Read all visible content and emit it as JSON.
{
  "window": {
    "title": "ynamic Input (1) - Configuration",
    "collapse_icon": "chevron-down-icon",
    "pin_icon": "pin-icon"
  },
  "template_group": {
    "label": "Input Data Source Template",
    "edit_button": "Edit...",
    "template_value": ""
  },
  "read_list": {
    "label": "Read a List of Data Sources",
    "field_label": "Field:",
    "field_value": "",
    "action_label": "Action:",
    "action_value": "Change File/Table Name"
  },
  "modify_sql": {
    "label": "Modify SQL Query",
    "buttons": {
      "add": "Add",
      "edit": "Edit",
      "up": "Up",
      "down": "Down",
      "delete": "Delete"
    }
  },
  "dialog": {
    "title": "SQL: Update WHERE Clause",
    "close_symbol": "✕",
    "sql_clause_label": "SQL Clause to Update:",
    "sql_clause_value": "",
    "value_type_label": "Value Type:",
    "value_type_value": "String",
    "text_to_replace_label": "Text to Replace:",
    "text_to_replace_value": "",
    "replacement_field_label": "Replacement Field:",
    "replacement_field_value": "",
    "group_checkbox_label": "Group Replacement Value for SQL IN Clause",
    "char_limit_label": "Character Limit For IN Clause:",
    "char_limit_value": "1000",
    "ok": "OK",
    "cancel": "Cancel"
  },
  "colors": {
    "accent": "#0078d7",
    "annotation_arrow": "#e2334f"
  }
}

# Given problem
Write out all records exactly, keeping every detail.

# Exercise solution
Read all visible content and emit it as JSON.
{
  "window": {
    "title": "ynamic Input (1) - Configuration",
    "collapse_icon": "chevron-down-icon",
    "pin_icon": "pin-icon"
  },
  "template_group": {
    "label": "Input Data Source Template",
    "edit_button": "Edit...",
    "template_value": ""
  },
  "read_list": {
    "label": "Read a List of Data Sources",
    "field_label": "Field:",
    "field_value": "",
    "action_label": "Action:",
    "action_value": "Change File/Table Name"
  },
  "modify_sql": {
    "label": "Modify SQL Query",
    "buttons": {
      "add": "Add",
      "edit": "Edit",
      "up": "Up",
      "down": "Down",
      "delete": "Delete"
    }
  },
  "dialog": {
    "title": "SQL: Update WHERE Clause",
    "close_symbol": "✕",
    "sql_clause_label": "SQL Clause to Update:",
    "sql_clause_value": "",
    "value_type_label": "Value Type:",
    "value_type_value": "String",
    "text_to_replace_label": "Text to Replace:",
    "text_to_replace_value": "",
    "replacement_field_label": "Replacement Field:",
    "replacement_field_value": "",
    "group_checkbox_label": "Group Replacement Value for SQL IN Clause",
    "char_limit_label": "Character Limit For IN Clause:",
    "char_limit_value": "1000",
    "ok": "OK",
    "cancel": "Cancel"
  },
  "colors": {
    "accent": "#0078d7",
    "annotation_arrow": "#e2334f"
  }
}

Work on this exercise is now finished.